Record set:
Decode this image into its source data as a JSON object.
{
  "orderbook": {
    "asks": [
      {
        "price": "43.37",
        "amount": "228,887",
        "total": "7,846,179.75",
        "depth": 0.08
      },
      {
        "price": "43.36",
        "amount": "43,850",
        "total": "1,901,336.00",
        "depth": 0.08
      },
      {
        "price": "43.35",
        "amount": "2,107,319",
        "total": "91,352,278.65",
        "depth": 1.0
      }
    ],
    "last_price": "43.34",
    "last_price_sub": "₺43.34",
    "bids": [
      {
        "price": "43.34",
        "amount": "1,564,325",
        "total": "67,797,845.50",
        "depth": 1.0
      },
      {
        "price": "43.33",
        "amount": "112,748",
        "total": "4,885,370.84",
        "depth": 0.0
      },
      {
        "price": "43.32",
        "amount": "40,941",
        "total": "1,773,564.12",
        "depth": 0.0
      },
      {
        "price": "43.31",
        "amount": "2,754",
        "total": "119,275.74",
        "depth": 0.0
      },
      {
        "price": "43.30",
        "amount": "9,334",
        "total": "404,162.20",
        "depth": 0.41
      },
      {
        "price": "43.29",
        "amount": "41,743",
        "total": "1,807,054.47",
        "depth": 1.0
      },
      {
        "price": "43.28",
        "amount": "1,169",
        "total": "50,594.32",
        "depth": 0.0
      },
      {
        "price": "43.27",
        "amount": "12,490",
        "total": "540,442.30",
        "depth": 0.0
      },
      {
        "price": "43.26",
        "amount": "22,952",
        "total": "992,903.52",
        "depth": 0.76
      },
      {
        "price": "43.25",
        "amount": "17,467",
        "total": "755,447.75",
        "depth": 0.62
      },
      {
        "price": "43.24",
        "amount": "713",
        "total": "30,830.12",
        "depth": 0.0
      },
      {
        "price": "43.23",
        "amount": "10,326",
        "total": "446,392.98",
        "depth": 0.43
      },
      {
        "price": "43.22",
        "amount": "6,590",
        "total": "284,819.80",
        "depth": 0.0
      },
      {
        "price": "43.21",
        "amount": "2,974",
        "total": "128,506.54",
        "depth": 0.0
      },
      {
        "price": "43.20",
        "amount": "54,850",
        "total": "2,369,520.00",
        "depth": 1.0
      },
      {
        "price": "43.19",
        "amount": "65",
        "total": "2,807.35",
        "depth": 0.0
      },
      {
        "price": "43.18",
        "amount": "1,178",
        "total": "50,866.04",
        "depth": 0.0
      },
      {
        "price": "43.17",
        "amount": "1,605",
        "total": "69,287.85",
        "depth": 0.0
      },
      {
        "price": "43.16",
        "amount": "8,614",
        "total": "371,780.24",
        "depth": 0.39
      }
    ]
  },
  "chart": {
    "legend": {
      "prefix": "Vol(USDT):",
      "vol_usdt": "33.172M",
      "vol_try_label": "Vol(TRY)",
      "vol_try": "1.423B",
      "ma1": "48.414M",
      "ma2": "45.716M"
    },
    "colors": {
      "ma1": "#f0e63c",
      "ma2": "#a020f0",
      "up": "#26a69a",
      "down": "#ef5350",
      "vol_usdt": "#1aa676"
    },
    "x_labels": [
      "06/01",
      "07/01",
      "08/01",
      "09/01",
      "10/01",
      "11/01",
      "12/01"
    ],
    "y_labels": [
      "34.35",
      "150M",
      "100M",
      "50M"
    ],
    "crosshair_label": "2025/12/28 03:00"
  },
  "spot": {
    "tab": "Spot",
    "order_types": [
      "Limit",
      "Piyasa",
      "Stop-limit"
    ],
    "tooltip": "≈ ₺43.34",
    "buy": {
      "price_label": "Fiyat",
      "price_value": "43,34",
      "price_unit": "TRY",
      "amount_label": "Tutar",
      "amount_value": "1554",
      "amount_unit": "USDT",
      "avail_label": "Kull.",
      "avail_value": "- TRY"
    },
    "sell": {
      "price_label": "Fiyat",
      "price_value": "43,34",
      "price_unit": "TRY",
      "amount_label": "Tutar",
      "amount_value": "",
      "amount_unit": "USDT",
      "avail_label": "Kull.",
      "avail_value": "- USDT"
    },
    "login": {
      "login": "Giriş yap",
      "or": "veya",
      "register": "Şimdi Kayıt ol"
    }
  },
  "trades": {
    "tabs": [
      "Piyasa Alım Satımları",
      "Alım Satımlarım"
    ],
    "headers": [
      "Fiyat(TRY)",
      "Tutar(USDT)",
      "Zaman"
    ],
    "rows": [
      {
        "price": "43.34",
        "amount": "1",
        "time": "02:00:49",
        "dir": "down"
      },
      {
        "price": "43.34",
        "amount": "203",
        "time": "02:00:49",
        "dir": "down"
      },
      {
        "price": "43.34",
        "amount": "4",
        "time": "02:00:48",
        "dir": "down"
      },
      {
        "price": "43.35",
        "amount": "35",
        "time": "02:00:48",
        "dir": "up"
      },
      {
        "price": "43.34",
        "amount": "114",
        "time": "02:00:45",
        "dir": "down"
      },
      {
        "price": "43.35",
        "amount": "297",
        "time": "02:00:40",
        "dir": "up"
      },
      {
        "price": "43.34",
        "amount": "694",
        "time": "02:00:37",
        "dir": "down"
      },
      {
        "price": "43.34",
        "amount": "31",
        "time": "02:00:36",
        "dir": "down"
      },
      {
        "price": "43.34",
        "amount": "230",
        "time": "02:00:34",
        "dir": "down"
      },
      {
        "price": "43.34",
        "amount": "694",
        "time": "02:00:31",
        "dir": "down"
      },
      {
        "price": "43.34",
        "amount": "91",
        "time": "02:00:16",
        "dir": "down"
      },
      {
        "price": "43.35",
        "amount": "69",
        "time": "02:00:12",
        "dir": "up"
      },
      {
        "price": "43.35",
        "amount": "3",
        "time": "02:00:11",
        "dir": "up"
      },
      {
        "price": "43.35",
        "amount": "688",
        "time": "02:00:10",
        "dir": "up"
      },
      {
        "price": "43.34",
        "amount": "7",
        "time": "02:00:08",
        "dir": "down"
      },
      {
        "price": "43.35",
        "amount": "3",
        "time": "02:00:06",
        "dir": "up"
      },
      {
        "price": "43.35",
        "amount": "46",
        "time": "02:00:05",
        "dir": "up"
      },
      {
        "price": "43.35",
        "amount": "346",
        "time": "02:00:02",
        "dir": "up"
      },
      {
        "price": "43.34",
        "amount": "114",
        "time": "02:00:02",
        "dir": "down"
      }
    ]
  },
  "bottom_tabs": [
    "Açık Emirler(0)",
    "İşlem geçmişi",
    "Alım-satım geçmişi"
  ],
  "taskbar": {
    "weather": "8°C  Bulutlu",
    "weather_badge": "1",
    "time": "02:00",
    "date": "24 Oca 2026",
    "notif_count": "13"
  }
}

Task to carry out: Repeat the records above in full, character for character.

Correct result:
Decode this image into its source data as a JSON object.
{
  "orderbook": {
    "asks": [
      {
        "price": "43.37",
        "amount": "228,887",
        "total": "7,846,179.75",
        "depth": 0.08
      },
      {
        "price": "43.36",
        "amount": "43,850",
        "total": "1,901,336.00",
        "depth": 0.08
      },
      {
        "price": "43.35",
        "amount": "2,107,319",
        "total": "91,352,278.65",
        "depth": 1.0
      }
    ],
    "last_price": "43.34",
    "last_price_sub": "₺43.34",
    "bids": [
      {
        "price": "43.34",
        "amount": "1,564,325",
        "total": "67,797,845.50",
        "depth": 1.0
      },
      {
        "price": "43.33",
        "amount": "112,748",
        "total": "4,885,370.84",
        "depth": 0.0
      },
      {
        "price": "43.32",
        "amount": "40,941",
        "total": "1,773,564.12",
        "depth": 0.0
      },
      {
        "price": "43.31",
        "amount": "2,754",
        "total": "119,275.74",
        "depth": 0.0
      },
      {
        "price": "43.30",
        "amount": "9,334",
        "total": "404,162.20",
        "depth": 0.41
      },
      {
        "price": "43.29",
        "amount": "41,743",
        "total": "1,807,054.47",
        "depth": 1.0
      },
      {
        "price": "43.28",
        "amount": "1,169",
        "total": "50,594.32",
        "depth": 0.0
      },
      {
        "price": "43.27",
        "amount": "12,490",
        "total": "540,442.30",
        "depth": 0.0
      },
      {
        "price": "43.26",
        "amount": "22,952",
        "total": "992,903.52",
        "depth": 0.76
      },
      {
        "price": "43.25",
        "amount": "17,467",
        "total": "755,447.75",
        "depth": 0.62
      },
      {
        "price": "43.24",
        "amount": "713",
        "total": "30,830.12",
        "depth": 0.0
      },
      {
        "price": "43.23",
        "amount": "10,326",
        "total": "446,392.98",
        "depth": 0.43
      },
      {
        "price": "43.22",
        "amount": "6,590",
        "total": "284,819.80",
        "depth": 0.0
      },
      {
        "price": "43.21",
        "amount": "2,974",
        "total": "128,506.54",
        "depth": 0.0
      },
      {
        "price": "43.20",
        "amount": "54,850",
        "total": "2,369,520.00",
        "depth": 1.0
      },
      {
        "price": "43.19",
        "amount": "65",
        "total": "2,807.35",
        "depth": 0.0
      },
      {
        "price": "43.18",
        "amount": "1,178",
        "total": "50,866.04",
        "depth": 0.0
      },
      {
        "price": "43.17",
        "amount": "1,605",
        "total": "69,287.85",
        "depth": 0.0
      },
      {
        "price": "43.16",
        "amount": "8,614",
        "total": "371,780.24",
        "depth": 0.39
      }
    ]
  },
  "chart": {
    "legend": {
      "prefix": "Vol(USDT):",
      "vol_usdt": "33.172M",
      "vol_try_label": "Vol(TRY)",
      "vol_try": "1.423B",
      "ma1": "48.414M",
      "ma2": "45.716M"
    },
    "colors": {
      "ma1": "#f0e63c",
      "ma2": "#a020f0",
      "up": "#26a69a",
      "down": "#ef5350",
      "vol_usdt": "#1aa676"
    },
    "x_labels": [
      "06/01",
      "07/01",
      "08/01",
      "09/01",
      "10/01",
      "11/01",
      "12/01"
    ],
    "y_labels": [
      "34.35",
      "150M",
      "100M",
      "50M"
    ],
    "crosshair_label": "2025/12/28 03:00"
  },
  "spot": {
    "tab": "Spot",
    "order_types": [
      "Limit",
      "Piyasa",
      "Stop-limit"
    ],
    "tooltip": "≈ ₺43.34",
    "buy": {
      "price_label": "Fiyat",
      "price_value": "43,34",
      "price_unit": "TRY",
      "amount_label": "Tutar",
      "amount_value": "1554",
      "amount_unit": "USDT",
      "avail_label": "Kull.",
      "avail_value": "- TRY"
    },
    "sell": {
      "price_label": "Fiyat",
      "price_value": "43,34",
      "price_unit": "TRY",
      "amount_label": "Tutar",
      "amount_value": "",
      "amount_unit": "USDT",
      "avail_label": "Kull.",
      "avail_value": "- USDT"
    },
    "login": {
      "login": "Giriş yap",
      "or": "veya",
      "register": "Şimdi Kayıt ol"
    }
  },
  "trades": {
    "tabs": [
      "Piyasa Alım Satımları",
      "Alım Satımlarım"
    ],
    "headers": [
      "Fiyat(TRY)",
      "Tutar(USDT)",
      "Zaman"
    ],
    "rows": [
      {
        "price": "43.34",
        "amount": "1",
        "time": "02:00:49",
        "dir": "down"
      },
      {
        "price": "43.34",
        "amount": "203",
        "time": "02:00:49",
        "dir": "down"
      },
      {
        "price": "43.34",
        "amount": "4",
        "time": "02:00:48",
        "dir": "down"
      },
      {
        "price": "43.35",
        "amount": "35",
        "time": "02:00:48",
        "dir": "up"
      },
      {
        "price": "43.34",
        "amount": "114",
        "time": "02:00:45",
        "dir": "down"
      },
      {
        "price": "43.35",
        "amount": "297",
        "time": "02:00:40",
        "dir": "up"
      },
      {
        "price": "43.34",
        "amount": "694",
        "time": "02:00:37",
        "dir": "down"
      },
      {
        "price": "43.34",
        "amount": "31",
        "time": "02:00:36",
        "dir": "down"
      },
      {
        "price": "43.34",
        "amount": "230",
        "time": "02:00:34",
        "dir": "down"
      },
      {
        "price": "43.34",
        "amount": "694",
        "time": "02:00:31",
        "dir": "down"
      },
      {
        "price": "43.34",
        "amount": "91",
        "time": "02:00:16",
        "dir": "down"
      },
      {
        "price": "43.35",
        "amount": "69",
        "time": "02:00:12",
        "dir": "up"
      },
      {
        "price": "43.35",
        "amount": "3",
        "time": "02:00:11",
        "dir": "up"
      },
      {
        "price": "43.35",
        "amount": "688",
        "time": "02:00:10",
        "dir": "up"
      },
      {
        "price": "43.34",
        "amount": "7",
        "time": "02:00:08",
        "dir": "down"
      },
      {
        "price": "43.35",
        "amount": "3",
        "time": "02:00:06",
        "dir": "up"
      },
      {
        "price": "43.35",
        "amount": "46",
        "time": "02:00:05",
        "dir": "up"
      },
      {
        "price": "43.35",
        "amount": "346",
        "time": "02:00:02",
        "dir": "up"
      },
      {
        "price": "43.34",
        "amount": "114",
        "time": "02:00:02",
        "dir": "down"
      }
    ]
  },
  "bottom_tabs": [
    "Açık Emirler(0)",
    "İşlem geçmişi",
    "Alım-satım geçmişi"
  ],
  "taskbar": {
    "weather": "8°C  Bulutlu",
    "weather_badge": "1",
    "time": "02:00",
    "date": "24 Oca 2026",
    "notif_count": "13"
  }
}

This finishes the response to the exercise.